Ceci n’est pas une photo

Le Géant, 1937. Paul Nougé à la côte belge. © 2019-2020, Charly Herscovici c/o SABAM

” Ma peinture est le contraire du rêve “, déclarait René Magritte. Intitulée ” Les images révélées “, l’exposition qui s’est ouverte au Musée de la photographie de Charleroi dévoile son rapport concret au réel grâce à une approche souvent facétieuse de la photographie et du cinéma, pratiqués en parallèle de son oeuvre picturale.

Malgré l’excitation de leur découverte dans les années 1970, plus de 10 ans après sa mort, les photographies et les films de Magritte ont été peu montrés au public dans les dernières décennies. C’est sans doute l’apparition de nouvelles archives qui a convaincu la fondation Magritte de s’adresser à Xavier Canonne afin de leur consacrer une véritable exposition. Outre ses fonctions de directeur du Musée de la photographie, l’homme est l’un des six experts reconnus du célèbre artiste au chapeau melon et le sujet semblait taillé sur mesure pour lui. Il avoue pourtant avoir hésité. ” Je n’avais pas envie de raconter une énième biographie de Magritte ” commente-t-il. Après avoir constitué un corpus de 131 clichés sélectionnés parmi près de 600 documents, l’historien de l’art a réussi à s’écarter du simple commentaire sur la vie du peintre et à proposer une réflexion complexe et captivante sur les fonctions de l’image dans l’oeuvre du grand surréaliste belge. ” Les moyens de conquérir le monde ou de le dépasser doivent rester pour Magritte des moyens conscients ou méthodiques “, rappelle-t-il. Une exigence qui le poussera à explorer les ressources de la photographie et le distinguera longtemps d’André Breton et de ses disciples français adeptes de l’automatisme et fascinés par l’ésotérisme.

* * * *

Réécris l'extrait sur l'exposition Magritte entre « Le Géant, 1937. » et « son oeuvre picturale. », ces deux passages compris, en mettant « dessin » à la place de « cinéma ».

* * * *

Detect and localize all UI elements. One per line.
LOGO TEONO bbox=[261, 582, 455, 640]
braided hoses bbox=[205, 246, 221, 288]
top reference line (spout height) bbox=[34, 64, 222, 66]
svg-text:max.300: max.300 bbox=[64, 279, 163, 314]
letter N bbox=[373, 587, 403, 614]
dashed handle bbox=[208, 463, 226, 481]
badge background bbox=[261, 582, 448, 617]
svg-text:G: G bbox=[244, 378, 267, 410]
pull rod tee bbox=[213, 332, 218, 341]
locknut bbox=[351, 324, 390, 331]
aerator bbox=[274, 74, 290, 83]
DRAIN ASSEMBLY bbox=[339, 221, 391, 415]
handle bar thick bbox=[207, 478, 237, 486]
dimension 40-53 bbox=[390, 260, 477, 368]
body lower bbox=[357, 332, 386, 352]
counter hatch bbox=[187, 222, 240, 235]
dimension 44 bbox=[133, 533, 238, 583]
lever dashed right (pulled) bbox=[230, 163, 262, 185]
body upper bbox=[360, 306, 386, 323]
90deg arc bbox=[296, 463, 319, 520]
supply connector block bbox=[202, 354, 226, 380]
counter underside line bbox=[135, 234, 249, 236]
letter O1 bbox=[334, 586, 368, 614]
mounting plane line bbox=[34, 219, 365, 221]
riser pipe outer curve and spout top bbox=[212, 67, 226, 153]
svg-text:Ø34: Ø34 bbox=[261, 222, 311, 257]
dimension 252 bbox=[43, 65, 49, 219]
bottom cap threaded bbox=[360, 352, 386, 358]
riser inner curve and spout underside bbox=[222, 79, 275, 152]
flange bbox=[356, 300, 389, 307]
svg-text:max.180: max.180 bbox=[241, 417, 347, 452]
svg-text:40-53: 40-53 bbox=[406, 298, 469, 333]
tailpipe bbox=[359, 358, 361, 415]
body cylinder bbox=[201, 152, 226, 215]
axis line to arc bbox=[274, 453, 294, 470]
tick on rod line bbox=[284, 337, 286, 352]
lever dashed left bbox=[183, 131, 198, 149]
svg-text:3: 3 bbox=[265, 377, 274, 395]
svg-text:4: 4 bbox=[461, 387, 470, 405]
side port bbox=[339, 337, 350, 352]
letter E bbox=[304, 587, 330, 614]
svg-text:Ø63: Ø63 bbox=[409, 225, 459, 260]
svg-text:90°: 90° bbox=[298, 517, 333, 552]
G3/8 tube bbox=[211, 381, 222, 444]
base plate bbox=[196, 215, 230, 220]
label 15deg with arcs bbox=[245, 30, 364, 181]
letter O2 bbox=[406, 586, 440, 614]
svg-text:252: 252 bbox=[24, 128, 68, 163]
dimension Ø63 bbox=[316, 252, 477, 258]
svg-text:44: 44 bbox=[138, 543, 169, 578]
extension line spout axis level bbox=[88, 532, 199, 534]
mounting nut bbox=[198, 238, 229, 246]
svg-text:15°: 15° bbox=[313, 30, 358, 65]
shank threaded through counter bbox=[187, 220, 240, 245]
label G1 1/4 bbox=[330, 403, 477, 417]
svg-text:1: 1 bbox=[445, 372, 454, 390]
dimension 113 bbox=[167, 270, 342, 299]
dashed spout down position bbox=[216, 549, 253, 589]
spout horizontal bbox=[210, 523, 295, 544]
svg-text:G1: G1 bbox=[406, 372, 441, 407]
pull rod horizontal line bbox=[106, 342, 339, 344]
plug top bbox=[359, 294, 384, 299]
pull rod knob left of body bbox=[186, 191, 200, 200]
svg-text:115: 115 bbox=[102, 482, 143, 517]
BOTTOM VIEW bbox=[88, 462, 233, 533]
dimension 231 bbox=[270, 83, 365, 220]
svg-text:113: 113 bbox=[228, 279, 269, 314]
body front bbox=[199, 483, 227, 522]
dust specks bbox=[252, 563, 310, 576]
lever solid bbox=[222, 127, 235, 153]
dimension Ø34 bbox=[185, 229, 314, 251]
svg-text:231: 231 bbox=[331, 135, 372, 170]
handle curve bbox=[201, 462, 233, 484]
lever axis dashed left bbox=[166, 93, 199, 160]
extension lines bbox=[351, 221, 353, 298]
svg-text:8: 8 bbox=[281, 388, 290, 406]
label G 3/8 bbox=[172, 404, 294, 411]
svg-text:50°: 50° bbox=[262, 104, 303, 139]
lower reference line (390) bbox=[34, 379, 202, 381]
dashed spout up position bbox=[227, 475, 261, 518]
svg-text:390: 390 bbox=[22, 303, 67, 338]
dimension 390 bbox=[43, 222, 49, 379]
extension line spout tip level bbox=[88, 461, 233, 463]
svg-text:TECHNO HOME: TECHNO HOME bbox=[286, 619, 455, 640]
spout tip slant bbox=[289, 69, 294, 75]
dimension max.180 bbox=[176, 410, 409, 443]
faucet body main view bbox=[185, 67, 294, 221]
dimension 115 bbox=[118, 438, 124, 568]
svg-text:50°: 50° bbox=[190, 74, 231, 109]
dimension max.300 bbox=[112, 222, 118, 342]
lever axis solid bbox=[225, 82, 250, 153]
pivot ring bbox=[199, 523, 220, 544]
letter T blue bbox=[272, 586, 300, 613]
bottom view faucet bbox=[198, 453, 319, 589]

* * * *

Réponse »
Le Géant, 1937. Paul Nougé à la côte belge. © 2019-2020, Charly Herscovici c/o SABAM

” Ma peinture est le contraire du rêve “, déclarait René Magritte. Intitulée ” Les images révélées “, l’exposition qui s’est ouverte au Musée de la photographie de Charleroi dévoile son rapport concret au réel grâce à une approche souvent facétieuse de la photographie et du dessin, pratiqués en parallèle de son oeuvre picturale.